The Domino Effect Of Taking Control

When life feels most out of control as based upon the events unfolding around us, doesn’t it seem to be in our human nature to want to grasp some type of control any where we can find it? The problem in doing this though, is that it can create a chain reaction of others wanting to do the very same thing and I was able to see this very clearly the other night from my own actions.

This all began a few nights ago when I attended a men’s group for a self-empowerment type of organization I’ve been a part of since 1999. While I’m obviously not new to this organization, I am a new member to this group as I only started attending it two months earlier. When I arrived the other night, there were several men congregating in the kitchen of the church we meet at bi-weekly. Walking past them, I said hello and went into the room where the actual meeting takes place. As I sat in my seat and waited for the meeting to begin, the clock ticked past the meeting’s 7pm start time. I began to feel myself growing more and more irritated as each minute passed by that it wasn’t getting underway. Fifteen minutes later, the people from the kitchen strolled in and the meeting was able to begin. I could feel the anger seething within me because of it and what happened next was that domino effect of how my attempts at control caused others to want their own control.

For at least the first thirty minutes of that meeting, I held it hostage as I expressed my total dissatisfaction of how some men were waiting for the meeting to begin while the others were socializing in the kitchen. I spent a tremendous amount of energy attempting to discipline the group and create a platform for ensuring it starts the next time promptly at 7pm. What I didn’t realize was how much it was angering all those who had been a part of that group for years and that this was how they have always operated. But even more importantly, what I was completely oblivious to was the fact that I was attempting to exert control on this group for only one reason. That reason was directly related to the fact that I have felt very out of control in my life since my partner’s infidelity was brought to the surface just over a week ago.
━━━━━━━━━━━━━━━━
▶ **GOAL**:
Condense the paragraph that opens with "This all began a few nights ago" from the essay on taking control into a short bulleted list that keeps its main facts. The material after this point stands apart from the essay on taking control.

▶ **PROVIDED DATA**:
━━━━━━━━━━━━━━━━
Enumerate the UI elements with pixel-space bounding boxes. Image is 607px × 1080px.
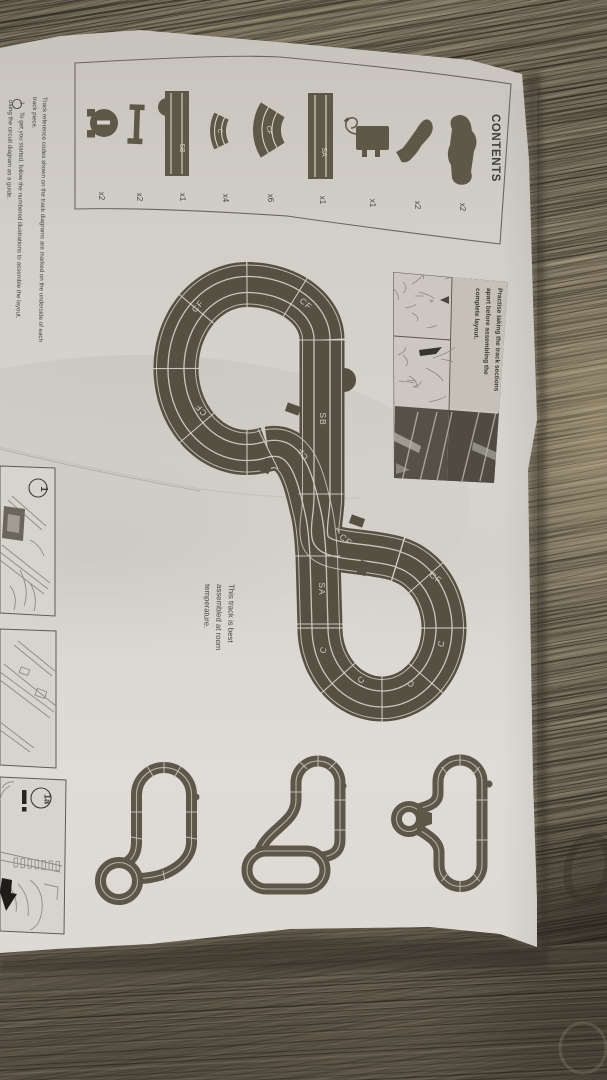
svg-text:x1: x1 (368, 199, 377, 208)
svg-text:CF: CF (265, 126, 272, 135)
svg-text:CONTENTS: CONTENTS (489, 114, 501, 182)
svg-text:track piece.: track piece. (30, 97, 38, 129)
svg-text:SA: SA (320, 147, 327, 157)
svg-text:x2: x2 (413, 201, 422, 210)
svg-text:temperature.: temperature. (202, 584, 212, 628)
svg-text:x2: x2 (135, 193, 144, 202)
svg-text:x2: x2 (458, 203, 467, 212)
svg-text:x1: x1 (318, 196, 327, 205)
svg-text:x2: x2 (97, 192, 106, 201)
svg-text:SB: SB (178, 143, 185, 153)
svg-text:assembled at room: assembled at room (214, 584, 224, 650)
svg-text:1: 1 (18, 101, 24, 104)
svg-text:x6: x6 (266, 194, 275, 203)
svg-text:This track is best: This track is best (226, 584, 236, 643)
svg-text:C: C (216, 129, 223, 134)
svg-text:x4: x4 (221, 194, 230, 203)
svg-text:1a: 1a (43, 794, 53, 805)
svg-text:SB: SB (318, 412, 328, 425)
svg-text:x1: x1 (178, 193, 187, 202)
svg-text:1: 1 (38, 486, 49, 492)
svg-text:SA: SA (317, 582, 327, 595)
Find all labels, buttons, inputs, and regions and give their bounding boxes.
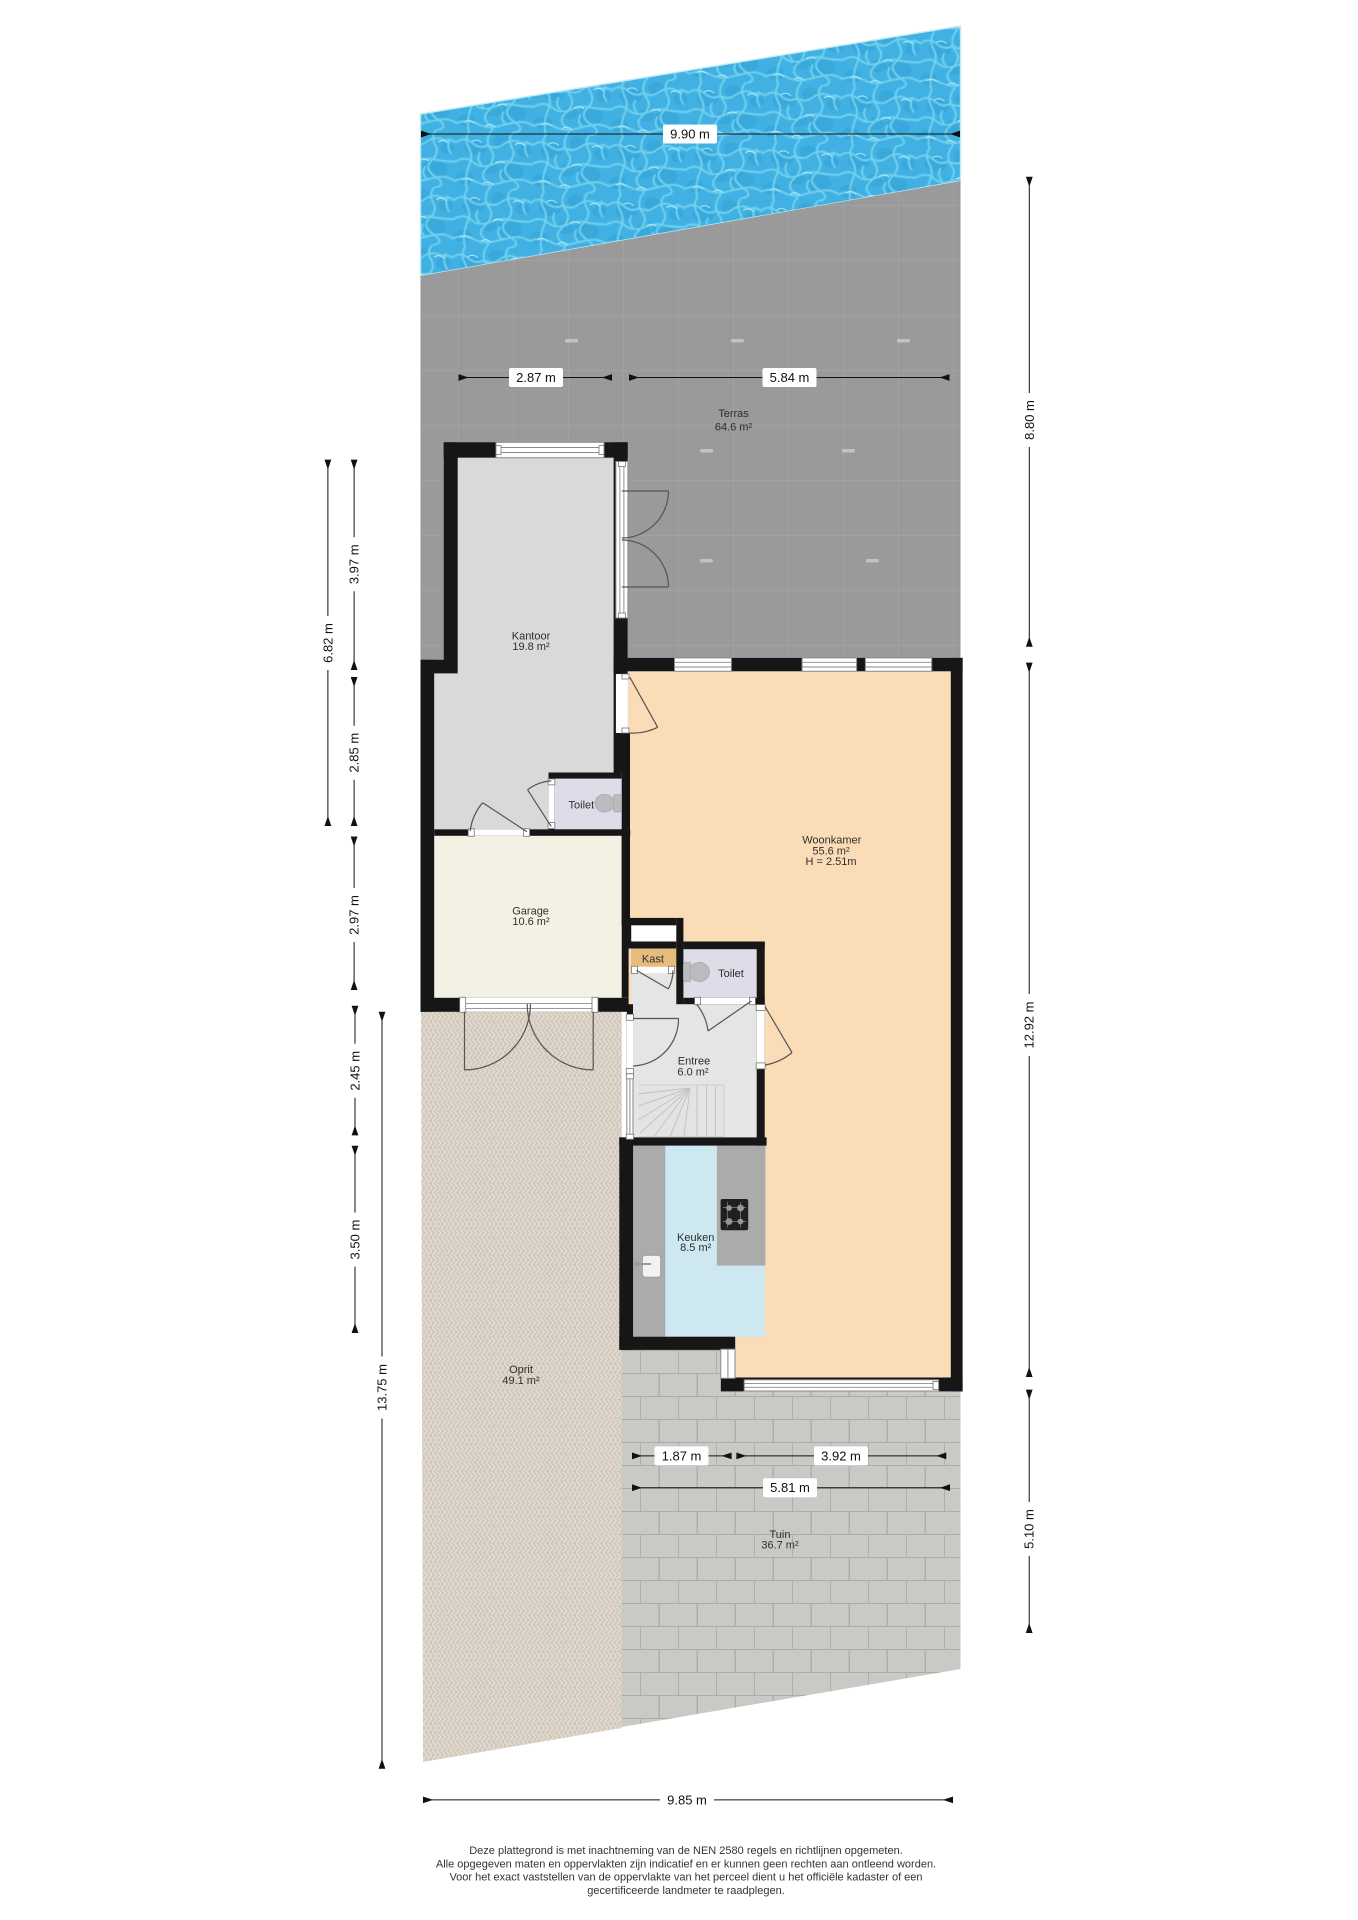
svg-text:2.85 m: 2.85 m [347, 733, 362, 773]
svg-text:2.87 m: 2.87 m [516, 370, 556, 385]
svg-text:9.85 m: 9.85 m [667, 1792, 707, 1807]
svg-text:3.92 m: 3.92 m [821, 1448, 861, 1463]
━━━━━━━━━━━━━━━━
▶ **FINAL ANSWER**:
- A few nights ago, the writer attended a men's group of a self-empowerment organization the writer has belonged to since 1999.
- The writer had joined this particular group only two months earlier.
- The group meets every two weeks at a church, and several men were gathered in its kitchen when the writer arrived.
- The writer said hello, went to the meeting room and waited as the 7pm start time passed, growing more irritated by the minute.
- Fifteen minutes late, the men from the kitchen came in and the meeting began.
- The writer felt anger seething, and this set off a domino effect in which the writer's attempts at control made others want their own control.